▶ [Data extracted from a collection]
#####

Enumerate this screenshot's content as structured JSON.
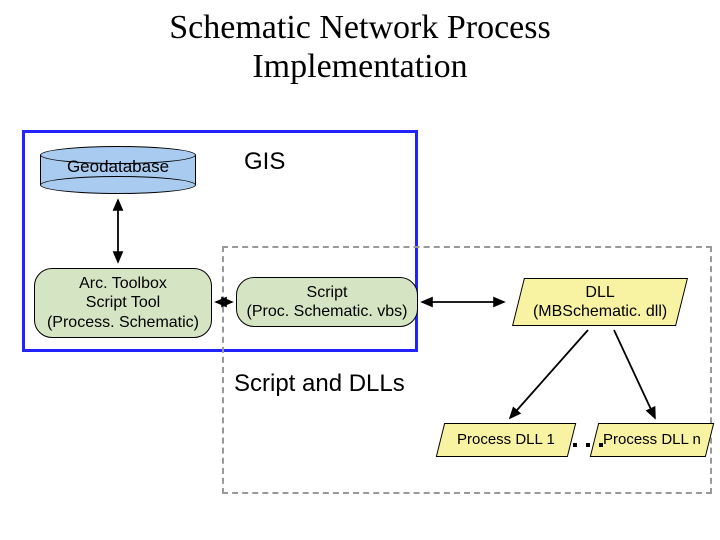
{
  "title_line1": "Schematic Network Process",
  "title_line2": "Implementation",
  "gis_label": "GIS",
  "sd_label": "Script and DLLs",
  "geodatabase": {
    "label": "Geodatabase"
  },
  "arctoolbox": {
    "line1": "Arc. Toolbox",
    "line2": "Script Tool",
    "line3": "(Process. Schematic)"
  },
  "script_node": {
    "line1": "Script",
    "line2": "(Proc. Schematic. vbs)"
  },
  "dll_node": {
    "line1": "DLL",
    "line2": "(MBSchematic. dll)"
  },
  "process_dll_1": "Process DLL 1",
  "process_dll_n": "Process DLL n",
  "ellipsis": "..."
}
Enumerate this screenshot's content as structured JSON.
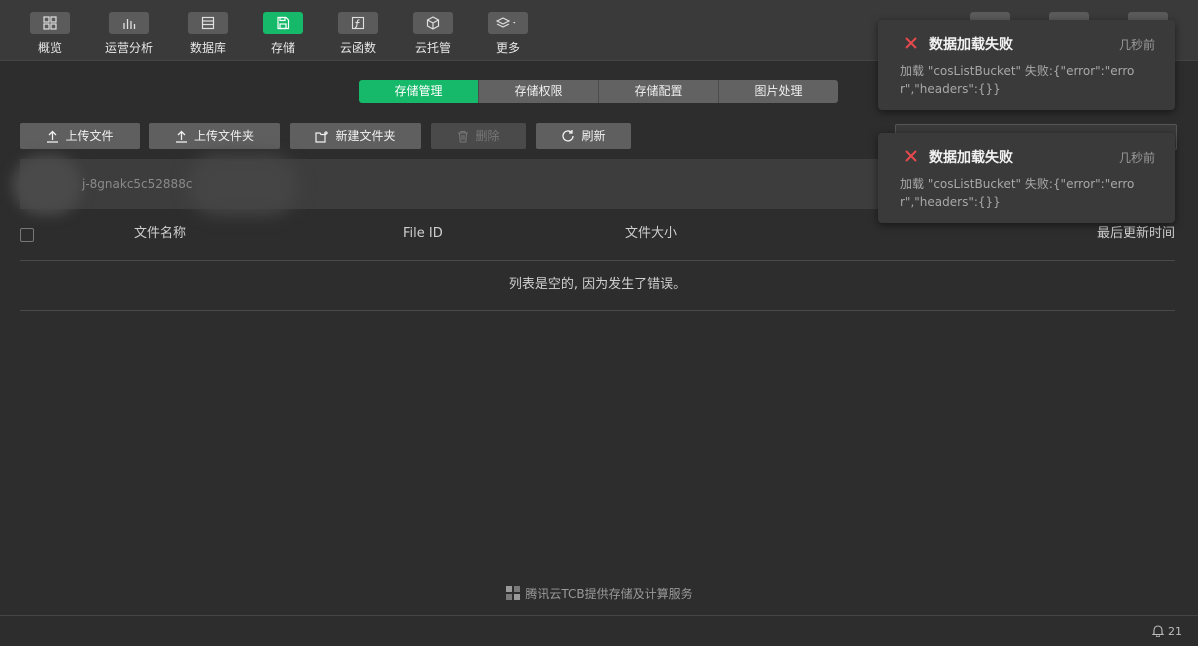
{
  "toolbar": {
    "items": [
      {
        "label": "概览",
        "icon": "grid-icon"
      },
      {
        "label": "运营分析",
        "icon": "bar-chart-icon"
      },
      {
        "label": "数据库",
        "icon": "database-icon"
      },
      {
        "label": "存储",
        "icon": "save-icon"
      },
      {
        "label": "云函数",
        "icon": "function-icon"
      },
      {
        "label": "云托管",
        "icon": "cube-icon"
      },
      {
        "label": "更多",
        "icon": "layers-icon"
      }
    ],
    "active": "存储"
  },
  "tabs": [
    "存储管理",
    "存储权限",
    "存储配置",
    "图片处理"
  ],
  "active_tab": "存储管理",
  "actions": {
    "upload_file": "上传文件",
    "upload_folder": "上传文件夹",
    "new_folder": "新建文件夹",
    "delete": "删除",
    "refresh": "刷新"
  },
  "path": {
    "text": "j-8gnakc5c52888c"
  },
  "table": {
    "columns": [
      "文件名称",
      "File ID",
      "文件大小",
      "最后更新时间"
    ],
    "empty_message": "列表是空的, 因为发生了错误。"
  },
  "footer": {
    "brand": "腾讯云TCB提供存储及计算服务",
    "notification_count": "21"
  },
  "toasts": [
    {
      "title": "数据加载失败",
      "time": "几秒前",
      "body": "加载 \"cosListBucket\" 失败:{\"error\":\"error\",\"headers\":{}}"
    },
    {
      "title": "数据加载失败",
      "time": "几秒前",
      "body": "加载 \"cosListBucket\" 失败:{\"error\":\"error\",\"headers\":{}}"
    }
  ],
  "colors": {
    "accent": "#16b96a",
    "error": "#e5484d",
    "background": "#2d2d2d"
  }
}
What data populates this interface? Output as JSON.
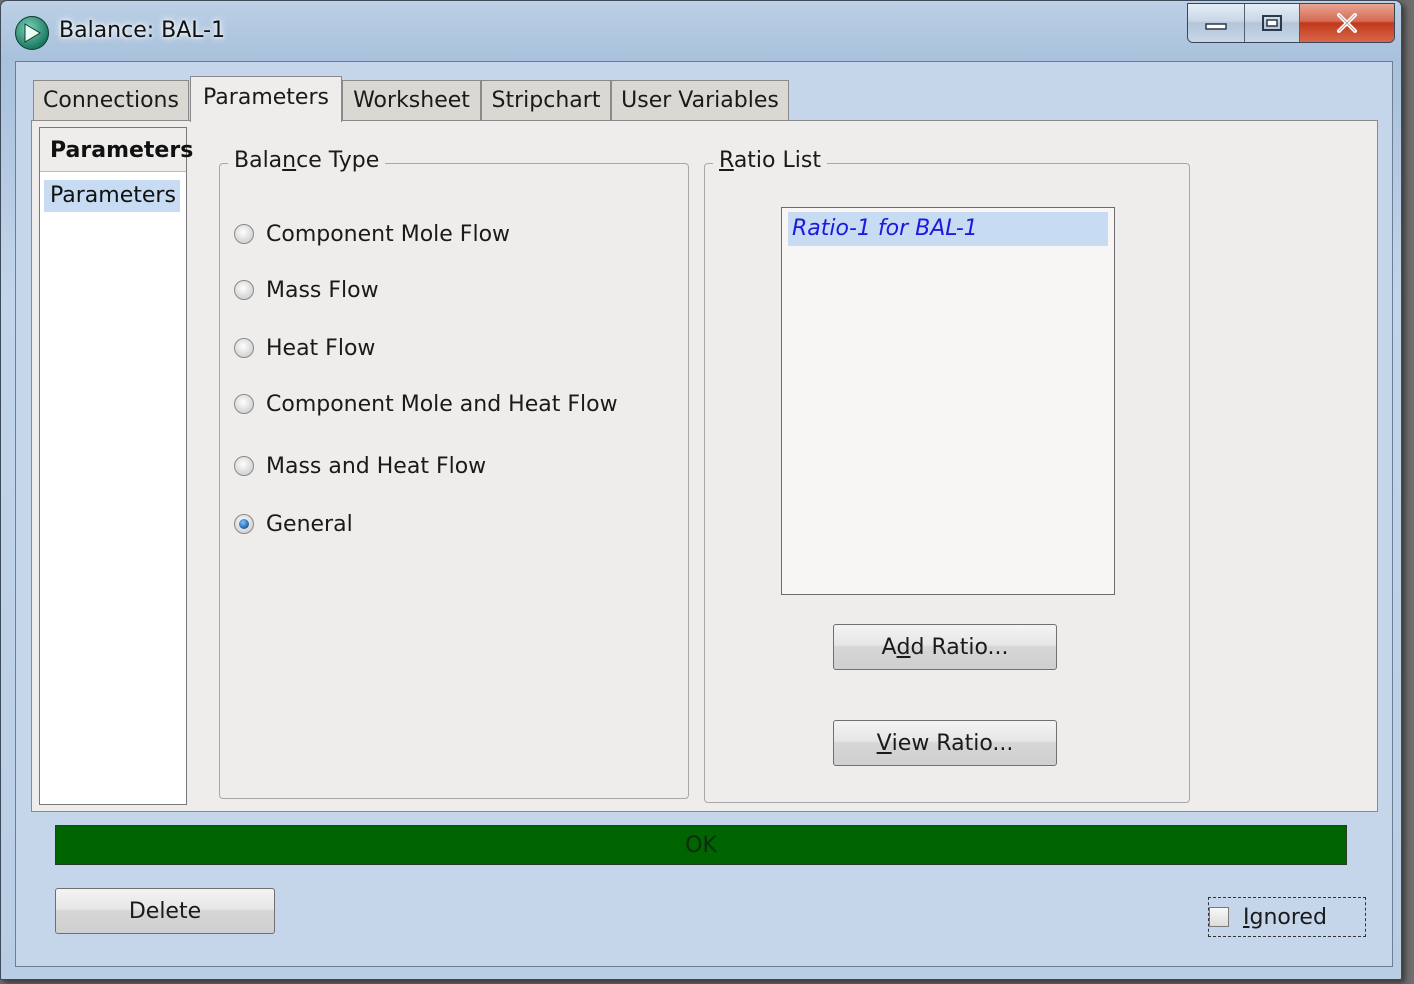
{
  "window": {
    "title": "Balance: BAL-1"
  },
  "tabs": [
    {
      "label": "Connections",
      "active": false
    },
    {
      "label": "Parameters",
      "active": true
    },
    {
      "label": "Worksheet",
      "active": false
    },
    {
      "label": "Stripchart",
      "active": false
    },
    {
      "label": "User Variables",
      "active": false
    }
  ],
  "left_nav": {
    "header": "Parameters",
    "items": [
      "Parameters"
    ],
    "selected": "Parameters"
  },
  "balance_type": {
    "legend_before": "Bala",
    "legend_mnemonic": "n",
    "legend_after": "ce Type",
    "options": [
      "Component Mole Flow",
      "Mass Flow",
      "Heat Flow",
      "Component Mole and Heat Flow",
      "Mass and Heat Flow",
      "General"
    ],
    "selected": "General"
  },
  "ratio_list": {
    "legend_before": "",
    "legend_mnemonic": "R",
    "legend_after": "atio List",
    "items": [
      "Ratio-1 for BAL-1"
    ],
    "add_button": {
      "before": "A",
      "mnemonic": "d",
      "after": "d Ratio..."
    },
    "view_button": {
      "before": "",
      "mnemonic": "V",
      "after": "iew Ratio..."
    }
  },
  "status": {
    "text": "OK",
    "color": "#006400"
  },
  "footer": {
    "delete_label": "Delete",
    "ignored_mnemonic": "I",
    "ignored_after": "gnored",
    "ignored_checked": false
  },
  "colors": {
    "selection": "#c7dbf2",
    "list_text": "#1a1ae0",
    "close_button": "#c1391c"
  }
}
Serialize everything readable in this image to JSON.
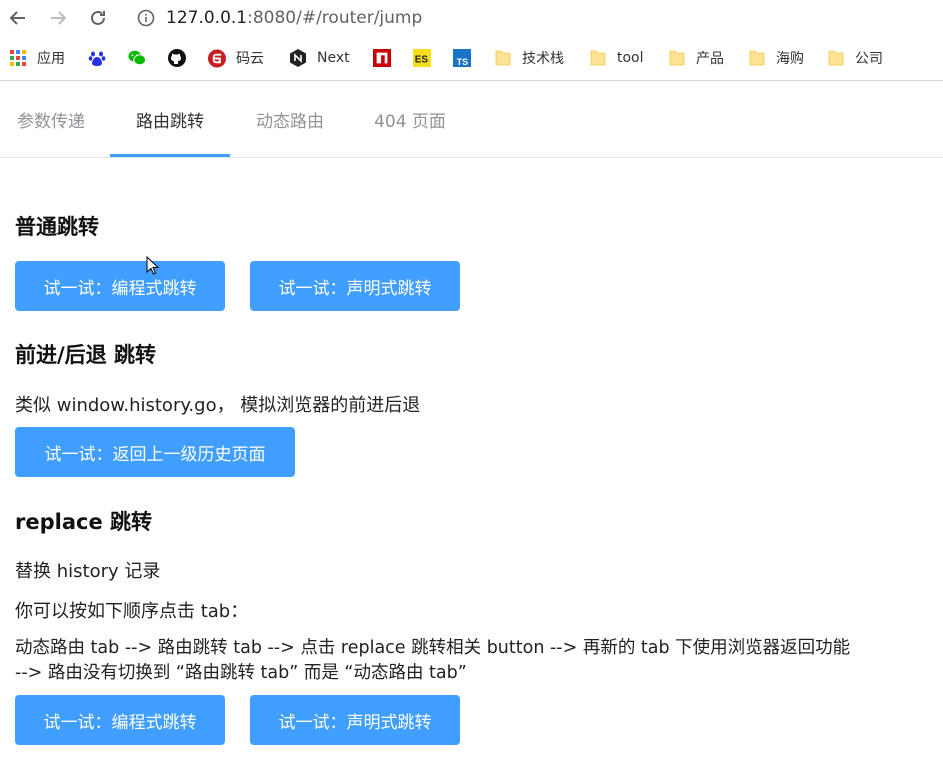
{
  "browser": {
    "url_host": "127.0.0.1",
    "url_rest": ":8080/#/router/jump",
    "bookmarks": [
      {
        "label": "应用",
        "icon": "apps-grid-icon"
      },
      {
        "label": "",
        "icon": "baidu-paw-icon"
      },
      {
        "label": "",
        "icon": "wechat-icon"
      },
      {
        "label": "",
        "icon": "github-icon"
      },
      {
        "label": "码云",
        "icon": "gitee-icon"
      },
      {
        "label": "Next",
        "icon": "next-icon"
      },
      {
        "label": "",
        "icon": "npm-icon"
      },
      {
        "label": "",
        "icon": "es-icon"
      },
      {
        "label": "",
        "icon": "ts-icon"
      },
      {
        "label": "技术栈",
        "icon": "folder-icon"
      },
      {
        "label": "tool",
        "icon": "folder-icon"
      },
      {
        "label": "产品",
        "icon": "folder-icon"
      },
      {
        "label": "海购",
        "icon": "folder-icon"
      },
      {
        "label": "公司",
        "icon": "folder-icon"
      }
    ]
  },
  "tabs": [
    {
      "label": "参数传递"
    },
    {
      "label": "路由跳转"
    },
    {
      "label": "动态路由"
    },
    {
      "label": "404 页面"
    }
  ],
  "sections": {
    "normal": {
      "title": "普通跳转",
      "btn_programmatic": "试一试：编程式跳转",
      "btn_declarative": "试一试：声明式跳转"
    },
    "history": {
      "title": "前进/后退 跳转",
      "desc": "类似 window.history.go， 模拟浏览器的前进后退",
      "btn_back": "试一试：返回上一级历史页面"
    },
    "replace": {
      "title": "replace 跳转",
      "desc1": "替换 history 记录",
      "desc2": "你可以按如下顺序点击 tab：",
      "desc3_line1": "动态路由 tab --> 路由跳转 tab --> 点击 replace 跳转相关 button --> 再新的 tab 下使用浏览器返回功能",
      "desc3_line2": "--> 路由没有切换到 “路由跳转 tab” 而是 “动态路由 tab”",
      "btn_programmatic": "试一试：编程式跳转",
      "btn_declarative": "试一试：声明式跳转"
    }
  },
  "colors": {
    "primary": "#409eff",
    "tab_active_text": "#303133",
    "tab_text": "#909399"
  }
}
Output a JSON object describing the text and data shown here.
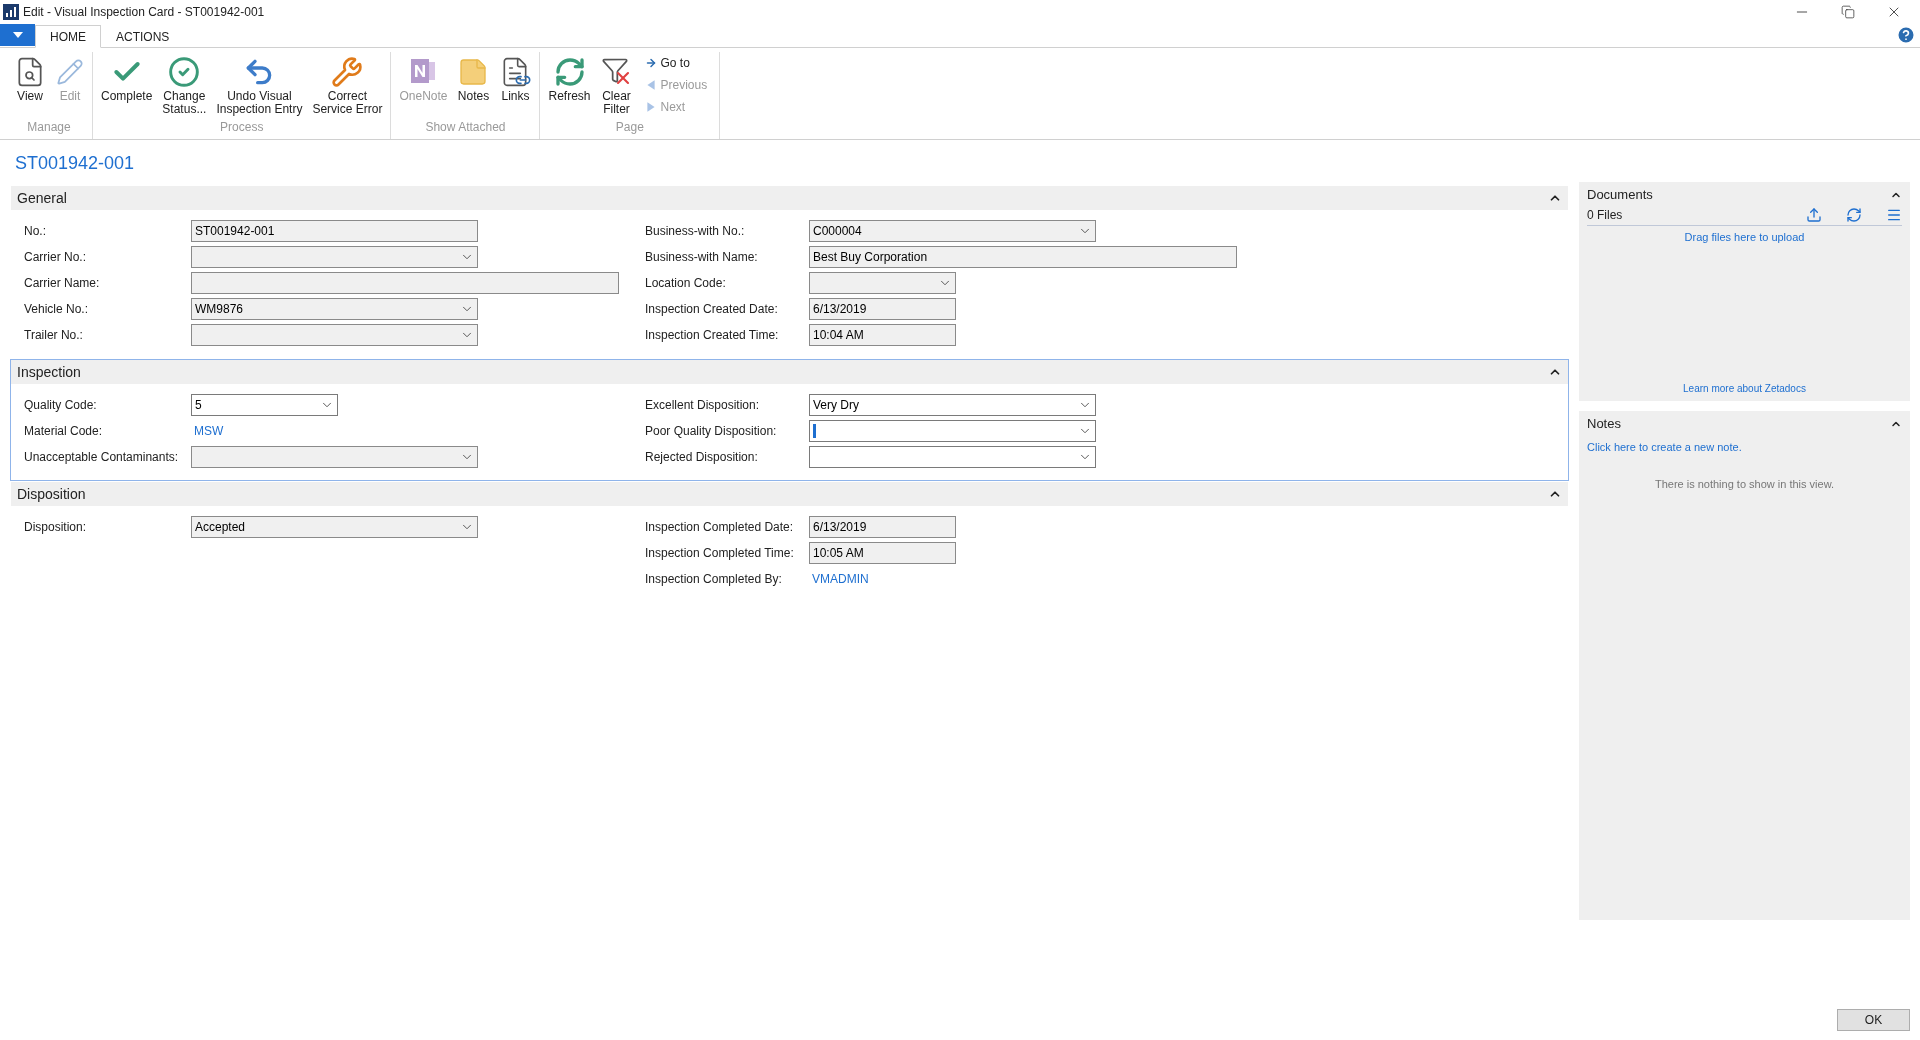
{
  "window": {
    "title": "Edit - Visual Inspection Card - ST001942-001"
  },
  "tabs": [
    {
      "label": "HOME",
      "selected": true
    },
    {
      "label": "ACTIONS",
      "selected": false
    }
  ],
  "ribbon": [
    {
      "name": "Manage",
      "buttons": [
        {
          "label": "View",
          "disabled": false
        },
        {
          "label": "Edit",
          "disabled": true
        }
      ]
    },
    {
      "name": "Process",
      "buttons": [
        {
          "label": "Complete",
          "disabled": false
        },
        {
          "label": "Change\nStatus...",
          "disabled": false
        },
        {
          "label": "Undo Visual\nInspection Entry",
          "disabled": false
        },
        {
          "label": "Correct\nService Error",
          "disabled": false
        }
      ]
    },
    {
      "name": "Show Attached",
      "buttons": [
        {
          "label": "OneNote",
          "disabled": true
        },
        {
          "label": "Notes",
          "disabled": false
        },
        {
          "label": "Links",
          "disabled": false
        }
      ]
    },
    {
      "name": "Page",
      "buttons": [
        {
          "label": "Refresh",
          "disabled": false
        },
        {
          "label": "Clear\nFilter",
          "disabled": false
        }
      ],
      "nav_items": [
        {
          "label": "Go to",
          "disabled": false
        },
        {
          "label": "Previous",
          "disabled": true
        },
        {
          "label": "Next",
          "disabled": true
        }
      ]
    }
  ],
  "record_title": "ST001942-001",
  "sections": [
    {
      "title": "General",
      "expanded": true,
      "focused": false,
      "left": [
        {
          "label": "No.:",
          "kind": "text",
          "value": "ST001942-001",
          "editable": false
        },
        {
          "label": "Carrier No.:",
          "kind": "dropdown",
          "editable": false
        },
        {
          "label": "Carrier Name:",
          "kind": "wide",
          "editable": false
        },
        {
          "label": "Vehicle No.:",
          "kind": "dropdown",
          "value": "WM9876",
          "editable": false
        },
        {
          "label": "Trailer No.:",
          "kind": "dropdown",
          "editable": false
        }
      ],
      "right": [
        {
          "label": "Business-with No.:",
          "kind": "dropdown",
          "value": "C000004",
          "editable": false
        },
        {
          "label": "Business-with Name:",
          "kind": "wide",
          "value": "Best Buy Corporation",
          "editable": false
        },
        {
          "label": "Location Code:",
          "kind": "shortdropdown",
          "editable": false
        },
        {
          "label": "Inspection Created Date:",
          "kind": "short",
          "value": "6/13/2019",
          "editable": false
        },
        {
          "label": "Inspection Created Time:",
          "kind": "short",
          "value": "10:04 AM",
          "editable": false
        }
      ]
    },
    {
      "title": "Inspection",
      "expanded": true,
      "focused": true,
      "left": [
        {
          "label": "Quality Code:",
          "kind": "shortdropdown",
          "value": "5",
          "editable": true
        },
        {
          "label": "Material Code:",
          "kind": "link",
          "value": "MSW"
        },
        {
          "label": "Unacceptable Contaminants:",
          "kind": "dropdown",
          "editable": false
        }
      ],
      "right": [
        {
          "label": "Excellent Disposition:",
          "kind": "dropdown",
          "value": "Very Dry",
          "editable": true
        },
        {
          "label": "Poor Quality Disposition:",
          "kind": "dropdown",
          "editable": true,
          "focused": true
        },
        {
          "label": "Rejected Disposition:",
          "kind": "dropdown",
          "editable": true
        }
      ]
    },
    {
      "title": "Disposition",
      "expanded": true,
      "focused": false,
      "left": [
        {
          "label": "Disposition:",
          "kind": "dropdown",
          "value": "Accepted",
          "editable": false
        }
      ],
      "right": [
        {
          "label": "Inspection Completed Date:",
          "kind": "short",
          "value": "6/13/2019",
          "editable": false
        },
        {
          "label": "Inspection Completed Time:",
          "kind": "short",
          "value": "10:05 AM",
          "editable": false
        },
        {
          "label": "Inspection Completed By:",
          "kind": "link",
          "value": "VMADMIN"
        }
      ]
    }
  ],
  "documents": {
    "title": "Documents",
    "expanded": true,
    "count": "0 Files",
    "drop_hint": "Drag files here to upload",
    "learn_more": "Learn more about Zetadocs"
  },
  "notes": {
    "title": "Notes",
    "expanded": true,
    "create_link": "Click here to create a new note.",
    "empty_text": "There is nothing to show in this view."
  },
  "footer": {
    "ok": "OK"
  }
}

#####

▶ [Objective]
Filter the listing above for the string "selected" and copy every matching line.

▶ [Full answer]
    "selected": "Parameters"
    "selected": "General"
      "selected": true
      "selected": false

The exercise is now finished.